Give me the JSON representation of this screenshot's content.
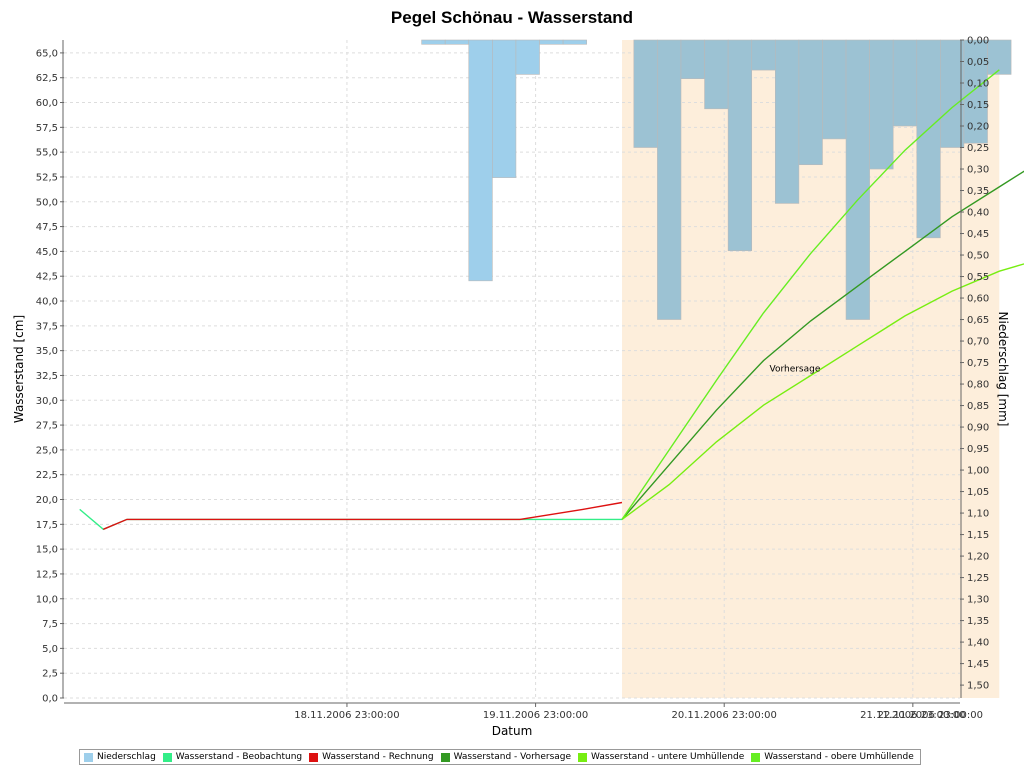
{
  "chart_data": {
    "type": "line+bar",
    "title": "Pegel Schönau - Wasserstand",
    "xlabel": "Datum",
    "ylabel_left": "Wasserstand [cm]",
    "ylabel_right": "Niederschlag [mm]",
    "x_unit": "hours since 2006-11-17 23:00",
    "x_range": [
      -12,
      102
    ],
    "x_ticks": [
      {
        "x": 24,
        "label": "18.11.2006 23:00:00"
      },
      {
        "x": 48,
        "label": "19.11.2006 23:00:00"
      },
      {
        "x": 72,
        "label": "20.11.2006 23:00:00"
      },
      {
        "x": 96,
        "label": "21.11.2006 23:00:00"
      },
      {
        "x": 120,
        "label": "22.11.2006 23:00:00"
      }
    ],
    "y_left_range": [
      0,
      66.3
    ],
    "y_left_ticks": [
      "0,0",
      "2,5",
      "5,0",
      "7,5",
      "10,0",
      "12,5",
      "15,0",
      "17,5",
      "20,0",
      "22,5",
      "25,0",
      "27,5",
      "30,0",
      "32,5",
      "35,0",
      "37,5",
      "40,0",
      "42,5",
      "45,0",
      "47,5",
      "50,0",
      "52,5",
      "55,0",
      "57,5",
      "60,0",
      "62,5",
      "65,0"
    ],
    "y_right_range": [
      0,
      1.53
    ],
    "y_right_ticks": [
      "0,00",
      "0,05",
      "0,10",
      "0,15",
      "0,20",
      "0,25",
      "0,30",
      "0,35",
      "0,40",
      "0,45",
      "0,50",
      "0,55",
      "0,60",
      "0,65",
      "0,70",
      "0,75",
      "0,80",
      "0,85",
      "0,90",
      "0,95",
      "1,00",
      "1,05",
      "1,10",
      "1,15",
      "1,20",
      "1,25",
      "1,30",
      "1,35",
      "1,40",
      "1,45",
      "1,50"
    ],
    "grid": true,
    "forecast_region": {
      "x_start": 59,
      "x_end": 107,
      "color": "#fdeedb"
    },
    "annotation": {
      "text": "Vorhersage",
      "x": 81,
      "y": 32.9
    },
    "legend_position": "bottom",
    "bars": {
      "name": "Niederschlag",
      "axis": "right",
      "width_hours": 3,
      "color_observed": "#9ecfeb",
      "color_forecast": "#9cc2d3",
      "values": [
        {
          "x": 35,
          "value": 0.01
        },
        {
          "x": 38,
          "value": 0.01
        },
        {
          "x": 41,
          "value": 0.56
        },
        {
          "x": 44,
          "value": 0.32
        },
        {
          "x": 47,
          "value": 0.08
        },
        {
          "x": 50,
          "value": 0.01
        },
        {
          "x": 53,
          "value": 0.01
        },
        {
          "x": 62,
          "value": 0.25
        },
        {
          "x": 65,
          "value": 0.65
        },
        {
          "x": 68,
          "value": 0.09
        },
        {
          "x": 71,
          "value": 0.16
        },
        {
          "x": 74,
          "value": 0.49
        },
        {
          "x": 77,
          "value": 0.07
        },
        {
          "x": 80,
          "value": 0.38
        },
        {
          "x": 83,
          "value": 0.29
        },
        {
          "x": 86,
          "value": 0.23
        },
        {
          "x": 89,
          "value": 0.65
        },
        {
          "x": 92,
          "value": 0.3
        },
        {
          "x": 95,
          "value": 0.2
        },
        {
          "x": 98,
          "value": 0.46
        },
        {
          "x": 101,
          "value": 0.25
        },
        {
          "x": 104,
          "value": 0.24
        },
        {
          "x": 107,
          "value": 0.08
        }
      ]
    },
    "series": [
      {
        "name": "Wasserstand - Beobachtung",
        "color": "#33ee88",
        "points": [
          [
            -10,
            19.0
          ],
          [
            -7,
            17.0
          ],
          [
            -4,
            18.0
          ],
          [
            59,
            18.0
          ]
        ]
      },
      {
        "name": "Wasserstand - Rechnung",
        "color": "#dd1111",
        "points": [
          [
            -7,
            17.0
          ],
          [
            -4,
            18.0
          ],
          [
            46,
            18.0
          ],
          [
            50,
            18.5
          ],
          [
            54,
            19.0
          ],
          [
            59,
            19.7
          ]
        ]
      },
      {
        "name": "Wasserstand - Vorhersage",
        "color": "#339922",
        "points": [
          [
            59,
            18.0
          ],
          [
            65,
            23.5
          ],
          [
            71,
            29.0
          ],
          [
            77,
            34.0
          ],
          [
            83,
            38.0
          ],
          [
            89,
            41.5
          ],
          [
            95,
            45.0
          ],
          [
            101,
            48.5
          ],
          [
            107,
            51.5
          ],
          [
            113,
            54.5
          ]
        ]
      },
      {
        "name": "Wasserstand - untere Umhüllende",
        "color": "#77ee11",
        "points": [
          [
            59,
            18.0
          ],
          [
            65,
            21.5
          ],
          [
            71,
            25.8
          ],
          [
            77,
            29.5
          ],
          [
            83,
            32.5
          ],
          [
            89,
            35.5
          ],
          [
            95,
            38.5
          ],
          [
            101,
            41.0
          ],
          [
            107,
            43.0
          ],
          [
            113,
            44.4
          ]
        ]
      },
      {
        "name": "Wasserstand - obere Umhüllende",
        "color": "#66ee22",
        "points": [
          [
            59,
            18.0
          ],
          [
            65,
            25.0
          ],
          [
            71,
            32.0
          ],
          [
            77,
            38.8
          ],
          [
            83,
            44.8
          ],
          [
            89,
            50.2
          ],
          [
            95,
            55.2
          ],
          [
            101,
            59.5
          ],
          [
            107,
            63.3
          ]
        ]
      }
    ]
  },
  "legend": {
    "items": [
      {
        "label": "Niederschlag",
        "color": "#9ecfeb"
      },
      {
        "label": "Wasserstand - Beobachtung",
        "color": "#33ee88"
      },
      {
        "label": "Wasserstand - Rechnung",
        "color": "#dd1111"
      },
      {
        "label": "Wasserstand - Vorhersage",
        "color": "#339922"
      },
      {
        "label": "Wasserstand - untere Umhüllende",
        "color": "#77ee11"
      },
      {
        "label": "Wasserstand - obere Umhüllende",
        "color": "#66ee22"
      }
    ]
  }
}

^^^^^^^^

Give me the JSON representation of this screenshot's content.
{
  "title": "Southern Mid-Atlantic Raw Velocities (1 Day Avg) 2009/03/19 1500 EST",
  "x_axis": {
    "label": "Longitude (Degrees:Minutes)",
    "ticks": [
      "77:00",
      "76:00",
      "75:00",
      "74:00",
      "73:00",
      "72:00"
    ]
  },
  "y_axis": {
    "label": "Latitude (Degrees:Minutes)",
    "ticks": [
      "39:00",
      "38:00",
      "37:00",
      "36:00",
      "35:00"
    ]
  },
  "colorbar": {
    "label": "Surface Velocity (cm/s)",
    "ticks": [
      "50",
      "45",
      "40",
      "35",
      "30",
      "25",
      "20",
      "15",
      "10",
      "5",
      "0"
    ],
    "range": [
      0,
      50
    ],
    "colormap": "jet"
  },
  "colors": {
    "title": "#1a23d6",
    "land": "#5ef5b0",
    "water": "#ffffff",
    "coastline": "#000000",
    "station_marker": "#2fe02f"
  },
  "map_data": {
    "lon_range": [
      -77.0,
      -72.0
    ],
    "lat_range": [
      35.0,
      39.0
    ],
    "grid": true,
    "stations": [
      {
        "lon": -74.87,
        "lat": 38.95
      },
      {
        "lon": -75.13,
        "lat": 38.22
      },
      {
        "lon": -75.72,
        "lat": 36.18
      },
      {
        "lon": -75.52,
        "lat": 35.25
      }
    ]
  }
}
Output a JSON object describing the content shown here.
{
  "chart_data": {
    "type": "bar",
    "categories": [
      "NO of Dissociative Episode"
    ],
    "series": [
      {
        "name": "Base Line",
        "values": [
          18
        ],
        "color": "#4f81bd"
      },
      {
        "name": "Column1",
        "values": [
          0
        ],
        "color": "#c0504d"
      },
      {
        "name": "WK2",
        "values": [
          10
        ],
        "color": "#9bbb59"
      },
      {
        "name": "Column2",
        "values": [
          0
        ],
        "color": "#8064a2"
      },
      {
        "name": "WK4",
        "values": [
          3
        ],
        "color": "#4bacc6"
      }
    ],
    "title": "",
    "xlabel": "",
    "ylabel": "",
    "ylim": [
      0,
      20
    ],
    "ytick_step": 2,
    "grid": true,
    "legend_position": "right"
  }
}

^^^^^^^^

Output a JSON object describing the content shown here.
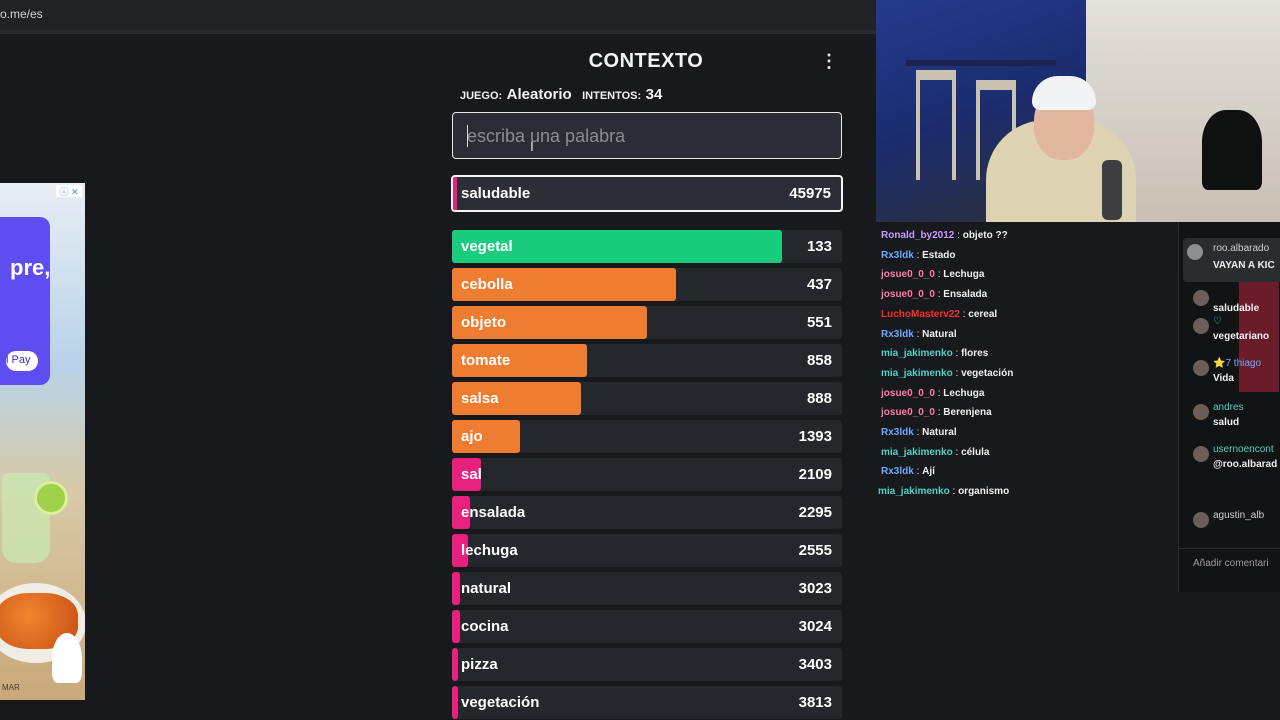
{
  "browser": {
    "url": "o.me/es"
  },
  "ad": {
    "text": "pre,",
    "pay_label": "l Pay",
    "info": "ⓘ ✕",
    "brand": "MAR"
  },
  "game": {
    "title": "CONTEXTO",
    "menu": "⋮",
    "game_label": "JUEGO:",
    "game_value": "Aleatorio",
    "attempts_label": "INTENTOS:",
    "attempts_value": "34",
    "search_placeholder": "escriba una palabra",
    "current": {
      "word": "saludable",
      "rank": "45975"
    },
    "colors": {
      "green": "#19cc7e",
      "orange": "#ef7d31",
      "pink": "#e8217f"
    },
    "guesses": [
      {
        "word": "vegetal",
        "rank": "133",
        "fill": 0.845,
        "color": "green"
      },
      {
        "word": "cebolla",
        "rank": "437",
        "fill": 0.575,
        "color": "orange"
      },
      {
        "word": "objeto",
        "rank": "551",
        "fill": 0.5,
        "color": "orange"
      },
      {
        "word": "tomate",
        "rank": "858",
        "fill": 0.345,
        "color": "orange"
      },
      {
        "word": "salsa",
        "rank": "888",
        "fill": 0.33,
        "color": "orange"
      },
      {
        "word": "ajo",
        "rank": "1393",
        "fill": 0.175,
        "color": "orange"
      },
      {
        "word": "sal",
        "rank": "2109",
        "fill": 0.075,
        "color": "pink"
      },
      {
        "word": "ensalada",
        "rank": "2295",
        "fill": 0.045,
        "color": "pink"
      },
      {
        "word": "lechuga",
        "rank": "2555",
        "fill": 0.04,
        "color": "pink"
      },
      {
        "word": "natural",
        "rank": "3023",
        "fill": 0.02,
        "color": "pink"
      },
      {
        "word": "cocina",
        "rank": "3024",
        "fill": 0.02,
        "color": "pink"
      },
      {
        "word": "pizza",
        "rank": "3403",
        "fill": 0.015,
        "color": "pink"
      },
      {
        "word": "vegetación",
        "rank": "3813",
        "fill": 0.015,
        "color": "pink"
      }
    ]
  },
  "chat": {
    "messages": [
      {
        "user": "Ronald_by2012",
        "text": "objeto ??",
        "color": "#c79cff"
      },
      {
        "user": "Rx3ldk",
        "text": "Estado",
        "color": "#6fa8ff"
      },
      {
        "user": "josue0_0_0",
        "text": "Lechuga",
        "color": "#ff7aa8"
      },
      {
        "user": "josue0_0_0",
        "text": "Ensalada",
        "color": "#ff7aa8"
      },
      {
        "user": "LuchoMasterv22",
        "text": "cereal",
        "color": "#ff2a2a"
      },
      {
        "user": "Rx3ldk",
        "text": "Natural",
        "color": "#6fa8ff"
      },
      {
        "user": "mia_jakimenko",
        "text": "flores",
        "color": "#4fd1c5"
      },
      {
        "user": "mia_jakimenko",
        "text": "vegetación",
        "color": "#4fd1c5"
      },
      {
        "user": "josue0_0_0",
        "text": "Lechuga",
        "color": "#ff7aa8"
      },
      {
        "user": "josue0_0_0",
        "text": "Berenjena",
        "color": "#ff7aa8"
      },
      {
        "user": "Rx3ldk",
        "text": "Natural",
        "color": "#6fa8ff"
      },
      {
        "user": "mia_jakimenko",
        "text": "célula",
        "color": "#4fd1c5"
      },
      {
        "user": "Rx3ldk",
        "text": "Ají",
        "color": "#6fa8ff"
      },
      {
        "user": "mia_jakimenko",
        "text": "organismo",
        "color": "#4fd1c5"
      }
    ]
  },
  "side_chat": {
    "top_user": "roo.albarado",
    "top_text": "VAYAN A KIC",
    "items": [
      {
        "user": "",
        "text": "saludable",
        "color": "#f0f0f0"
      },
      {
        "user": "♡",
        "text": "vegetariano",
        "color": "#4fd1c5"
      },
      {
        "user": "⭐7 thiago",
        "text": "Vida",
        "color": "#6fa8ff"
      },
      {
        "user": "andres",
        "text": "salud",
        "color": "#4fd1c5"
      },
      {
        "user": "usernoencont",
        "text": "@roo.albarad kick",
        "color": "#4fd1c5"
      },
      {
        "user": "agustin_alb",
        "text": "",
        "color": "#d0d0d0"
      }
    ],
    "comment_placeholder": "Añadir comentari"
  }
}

^^^^^^^^

■ **Problem details**
Pick out and copy the lines of the entries that hold the string "Minutes".

■ **Written response**
    "label": "Longitude (Degrees:Minutes)",
    "label": "Latitude (Degrees:Minutes)",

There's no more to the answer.